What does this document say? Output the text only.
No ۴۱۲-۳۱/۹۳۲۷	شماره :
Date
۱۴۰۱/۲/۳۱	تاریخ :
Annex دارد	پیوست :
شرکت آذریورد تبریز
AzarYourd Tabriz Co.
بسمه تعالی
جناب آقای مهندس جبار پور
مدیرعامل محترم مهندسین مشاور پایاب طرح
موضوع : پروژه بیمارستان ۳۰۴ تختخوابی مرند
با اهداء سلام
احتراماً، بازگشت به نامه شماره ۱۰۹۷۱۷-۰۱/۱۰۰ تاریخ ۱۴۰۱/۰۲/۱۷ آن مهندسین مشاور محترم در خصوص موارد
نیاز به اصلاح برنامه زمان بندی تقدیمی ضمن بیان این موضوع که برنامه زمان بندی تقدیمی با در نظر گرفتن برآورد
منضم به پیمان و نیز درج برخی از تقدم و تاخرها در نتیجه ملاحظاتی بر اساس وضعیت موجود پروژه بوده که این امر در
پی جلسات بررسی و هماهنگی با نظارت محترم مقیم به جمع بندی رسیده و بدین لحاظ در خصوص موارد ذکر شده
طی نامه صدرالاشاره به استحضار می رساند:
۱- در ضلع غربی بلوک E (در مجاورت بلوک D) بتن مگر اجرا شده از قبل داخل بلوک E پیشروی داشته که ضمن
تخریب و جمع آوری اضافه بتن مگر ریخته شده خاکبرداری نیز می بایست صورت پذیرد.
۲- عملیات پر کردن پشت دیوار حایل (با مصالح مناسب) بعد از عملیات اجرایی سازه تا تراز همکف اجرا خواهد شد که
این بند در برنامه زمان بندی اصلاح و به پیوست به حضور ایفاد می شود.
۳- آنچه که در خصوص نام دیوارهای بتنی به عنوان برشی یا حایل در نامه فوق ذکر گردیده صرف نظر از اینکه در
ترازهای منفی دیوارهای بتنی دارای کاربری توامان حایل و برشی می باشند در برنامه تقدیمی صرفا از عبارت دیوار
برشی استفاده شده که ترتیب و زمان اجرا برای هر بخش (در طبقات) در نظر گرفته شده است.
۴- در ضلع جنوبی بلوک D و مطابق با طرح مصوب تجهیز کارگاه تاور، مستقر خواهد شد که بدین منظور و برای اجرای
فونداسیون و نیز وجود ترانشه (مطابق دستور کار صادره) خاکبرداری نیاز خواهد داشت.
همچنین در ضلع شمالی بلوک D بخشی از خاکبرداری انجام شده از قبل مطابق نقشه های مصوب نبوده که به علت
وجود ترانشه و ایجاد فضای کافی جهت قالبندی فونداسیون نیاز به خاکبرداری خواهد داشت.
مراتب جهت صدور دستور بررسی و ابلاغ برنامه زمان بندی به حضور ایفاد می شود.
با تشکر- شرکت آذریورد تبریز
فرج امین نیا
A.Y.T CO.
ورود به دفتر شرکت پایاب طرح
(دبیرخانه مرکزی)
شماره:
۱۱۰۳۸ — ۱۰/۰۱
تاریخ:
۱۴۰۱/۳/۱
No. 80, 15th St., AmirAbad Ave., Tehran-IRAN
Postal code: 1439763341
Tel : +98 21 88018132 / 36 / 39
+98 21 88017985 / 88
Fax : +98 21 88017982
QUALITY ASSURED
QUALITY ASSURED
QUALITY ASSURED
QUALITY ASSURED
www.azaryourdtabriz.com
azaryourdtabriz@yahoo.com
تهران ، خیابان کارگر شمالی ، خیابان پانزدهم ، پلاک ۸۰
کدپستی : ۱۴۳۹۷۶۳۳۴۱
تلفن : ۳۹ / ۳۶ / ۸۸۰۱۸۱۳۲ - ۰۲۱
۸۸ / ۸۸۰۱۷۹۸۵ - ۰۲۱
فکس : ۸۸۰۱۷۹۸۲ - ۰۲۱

# EXERCISE
Restate the whole of the material exactly.

# EXPECTED ANSWER
What does this document say? Output the text only.
No ۴۱۲-۳۱/۹۳۲۷	شماره :
Date
۱۴۰۱/۲/۳۱	تاریخ :
Annex دارد	پیوست :
شرکت آذریورد تبریز
AzarYourd Tabriz Co.
بسمه تعالی
جناب آقای مهندس جبار پور
مدیرعامل محترم مهندسین مشاور پایاب طرح
موضوع : پروژه بیمارستان ۳۰۴ تختخوابی مرند
با اهداء سلام
احتراماً، بازگشت به نامه شماره ۱۰۹۷۱۷-۰۱/۱۰۰ تاریخ ۱۴۰۱/۰۲/۱۷ آن مهندسین مشاور محترم در خصوص موارد
نیاز به اصلاح برنامه زمان بندی تقدیمی ضمن بیان این موضوع که برنامه زمان بندی تقدیمی با در نظر گرفتن برآورد
منضم به پیمان و نیز درج برخی از تقدم و تاخرها در نتیجه ملاحظاتی بر اساس وضعیت موجود پروژه بوده که این امر در
پی جلسات بررسی و هماهنگی با نظارت محترم مقیم به جمع بندی رسیده و بدین لحاظ در خصوص موارد ذکر شده
طی نامه صدرالاشاره به استحضار می رساند:
۱- در ضلع غربی بلوک E (در مجاورت بلوک D) بتن مگر اجرا شده از قبل داخل بلوک E پیشروی داشته که ضمن
تخریب و جمع آوری اضافه بتن مگر ریخته شده خاکبرداری نیز می بایست صورت پذیرد.
۲- عملیات پر کردن پشت دیوار حایل (با مصالح مناسب) بعد از عملیات اجرایی سازه تا تراز همکف اجرا خواهد شد که
این بند در برنامه زمان بندی اصلاح و به پیوست به حضور ایفاد می شود.
۳- آنچه که در خصوص نام دیوارهای بتنی به عنوان برشی یا حایل در نامه فوق ذکر گردیده صرف نظر از اینکه در
ترازهای منفی دیوارهای بتنی دارای کاربری توامان حایل و برشی می باشند در برنامه تقدیمی صرفا از عبارت دیوار
برشی استفاده شده که ترتیب و زمان اجرا برای هر بخش (در طبقات) در نظر گرفته شده است.
۴- در ضلع جنوبی بلوک D و مطابق با طرح مصوب تجهیز کارگاه تاور، مستقر خواهد شد که بدین منظور و برای اجرای
فونداسیون و نیز وجود ترانشه (مطابق دستور کار صادره) خاکبرداری نیاز خواهد داشت.
همچنین در ضلع شمالی بلوک D بخشی از خاکبرداری انجام شده از قبل مطابق نقشه های مصوب نبوده که به علت
وجود ترانشه و ایجاد فضای کافی جهت قالبندی فونداسیون نیاز به خاکبرداری خواهد داشت.
مراتب جهت صدور دستور بررسی و ابلاغ برنامه زمان بندی به حضور ایفاد می شود.
با تشکر- شرکت آذریورد تبریز
فرج امین نیا
A.Y.T CO.
ورود به دفتر شرکت پایاب طرح
(دبیرخانه مرکزی)
شماره:
۱۱۰۳۸ — ۱۰/۰۱
تاریخ:
۱۴۰۱/۳/۱
No. 80, 15th St., AmirAbad Ave., Tehran-IRAN
Postal code: 1439763341
Tel : +98 21 88018132 / 36 / 39
+98 21 88017985 / 88
Fax : +98 21 88017982
QUALITY ASSURED
QUALITY ASSURED
QUALITY ASSURED
QUALITY ASSURED
www.azaryourdtabriz.com
azaryourdtabriz@yahoo.com
تهران ، خیابان کارگر شمالی ، خیابان پانزدهم ، پلاک ۸۰
کدپستی : ۱۴۳۹۷۶۳۳۴۱
تلفن : ۳۹ / ۳۶ / ۸۸۰۱۸۱۳۲ - ۰۲۱
۸۸ / ۸۸۰۱۷۹۸۵ - ۰۲۱
فکس : ۸۸۰۱۷۹۸۲ - ۰۲۱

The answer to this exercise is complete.